──────── ENTRIES ────────

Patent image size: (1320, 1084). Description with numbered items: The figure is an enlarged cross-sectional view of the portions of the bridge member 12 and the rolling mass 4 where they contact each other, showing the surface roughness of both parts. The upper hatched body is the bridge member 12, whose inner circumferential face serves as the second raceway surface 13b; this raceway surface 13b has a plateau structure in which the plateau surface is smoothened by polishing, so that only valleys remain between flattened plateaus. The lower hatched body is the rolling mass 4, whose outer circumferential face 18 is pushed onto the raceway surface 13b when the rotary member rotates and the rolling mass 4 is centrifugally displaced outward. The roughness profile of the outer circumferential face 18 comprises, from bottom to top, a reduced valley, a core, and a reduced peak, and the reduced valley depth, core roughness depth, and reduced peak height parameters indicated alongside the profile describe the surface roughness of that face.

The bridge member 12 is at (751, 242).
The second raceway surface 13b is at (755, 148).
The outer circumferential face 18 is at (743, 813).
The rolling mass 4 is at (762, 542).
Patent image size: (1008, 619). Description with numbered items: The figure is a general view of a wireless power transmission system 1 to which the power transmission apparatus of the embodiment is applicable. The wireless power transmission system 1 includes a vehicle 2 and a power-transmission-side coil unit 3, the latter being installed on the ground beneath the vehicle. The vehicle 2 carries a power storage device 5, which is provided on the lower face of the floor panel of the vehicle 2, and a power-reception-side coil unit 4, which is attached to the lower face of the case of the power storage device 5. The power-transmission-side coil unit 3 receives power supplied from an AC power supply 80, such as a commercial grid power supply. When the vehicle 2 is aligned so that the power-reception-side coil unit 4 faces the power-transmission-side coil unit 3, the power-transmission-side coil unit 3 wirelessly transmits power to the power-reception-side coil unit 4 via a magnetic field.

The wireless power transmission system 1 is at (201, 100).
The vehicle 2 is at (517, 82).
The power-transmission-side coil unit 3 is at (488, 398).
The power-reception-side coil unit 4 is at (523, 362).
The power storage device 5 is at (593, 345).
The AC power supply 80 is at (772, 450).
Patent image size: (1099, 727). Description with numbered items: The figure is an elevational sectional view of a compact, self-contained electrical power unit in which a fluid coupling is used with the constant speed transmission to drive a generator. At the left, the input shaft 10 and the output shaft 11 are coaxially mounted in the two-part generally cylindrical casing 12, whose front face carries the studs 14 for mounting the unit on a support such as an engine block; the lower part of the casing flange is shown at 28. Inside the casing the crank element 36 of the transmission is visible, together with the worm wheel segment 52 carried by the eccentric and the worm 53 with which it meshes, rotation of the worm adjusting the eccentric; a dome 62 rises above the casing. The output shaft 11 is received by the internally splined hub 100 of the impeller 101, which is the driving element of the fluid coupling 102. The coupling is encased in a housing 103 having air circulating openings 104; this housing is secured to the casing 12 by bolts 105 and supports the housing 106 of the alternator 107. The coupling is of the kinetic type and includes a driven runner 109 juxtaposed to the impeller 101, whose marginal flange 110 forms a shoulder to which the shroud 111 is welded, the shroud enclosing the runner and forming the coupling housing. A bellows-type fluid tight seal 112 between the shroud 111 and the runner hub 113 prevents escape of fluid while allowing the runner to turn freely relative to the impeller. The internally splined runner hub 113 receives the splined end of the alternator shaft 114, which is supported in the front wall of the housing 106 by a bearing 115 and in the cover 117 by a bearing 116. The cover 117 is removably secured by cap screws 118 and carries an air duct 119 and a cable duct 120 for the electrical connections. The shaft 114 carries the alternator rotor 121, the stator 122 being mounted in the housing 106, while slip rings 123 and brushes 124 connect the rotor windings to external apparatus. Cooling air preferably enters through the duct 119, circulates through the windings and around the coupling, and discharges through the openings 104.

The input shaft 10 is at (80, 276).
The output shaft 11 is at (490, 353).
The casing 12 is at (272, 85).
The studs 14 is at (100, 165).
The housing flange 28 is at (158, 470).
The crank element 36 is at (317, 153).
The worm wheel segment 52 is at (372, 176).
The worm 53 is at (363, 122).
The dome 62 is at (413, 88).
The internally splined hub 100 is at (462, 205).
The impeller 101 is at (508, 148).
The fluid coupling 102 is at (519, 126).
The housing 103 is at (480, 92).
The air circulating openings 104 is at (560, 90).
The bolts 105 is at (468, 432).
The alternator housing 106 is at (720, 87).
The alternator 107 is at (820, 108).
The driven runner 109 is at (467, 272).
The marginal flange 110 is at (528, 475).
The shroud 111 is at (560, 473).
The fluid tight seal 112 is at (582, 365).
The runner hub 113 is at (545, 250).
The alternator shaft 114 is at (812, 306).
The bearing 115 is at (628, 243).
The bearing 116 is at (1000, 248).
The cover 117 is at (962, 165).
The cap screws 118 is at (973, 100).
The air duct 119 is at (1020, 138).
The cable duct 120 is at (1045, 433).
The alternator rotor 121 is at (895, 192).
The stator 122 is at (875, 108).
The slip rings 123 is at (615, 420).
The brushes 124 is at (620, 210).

────────

#### [GIVEN REQUEST]
Please extract every line of the records above that contains the word "raceway", matching case exactly.

#### [COMPLETED EXERCISE]
Patent image size: (1320, 1084). Description with numbered items: The figure is an enlarged cross-sectional view of the portions of the bridge member 12 and the rolling mass 4 where they contact each other, showing the surface roughness of both parts. The upper hatched body is the bridge member 12, whose inner circumferential face serves as the second raceway surface 13b; this raceway surface 13b has a plateau structure in which the plateau surface is smoothened by polishing, so that only valleys remain between flattened plateaus. The lower hatched body is the rolling mass 4, whose outer circumferential face 18 is pushed onto the raceway surface 13b when the rotary member rotates and the rolling mass 4 is centrifugally displaced outward. The roughness profile of the outer circumferential face 18 comprises, from bottom to top, a reduced valley, a core, and a reduced peak, and the reduced valley depth, core roughness depth, and reduced peak height parameters indicated alongside the profile describe the surface roughness of that face.
The second raceway surface 13b is at (755, 148).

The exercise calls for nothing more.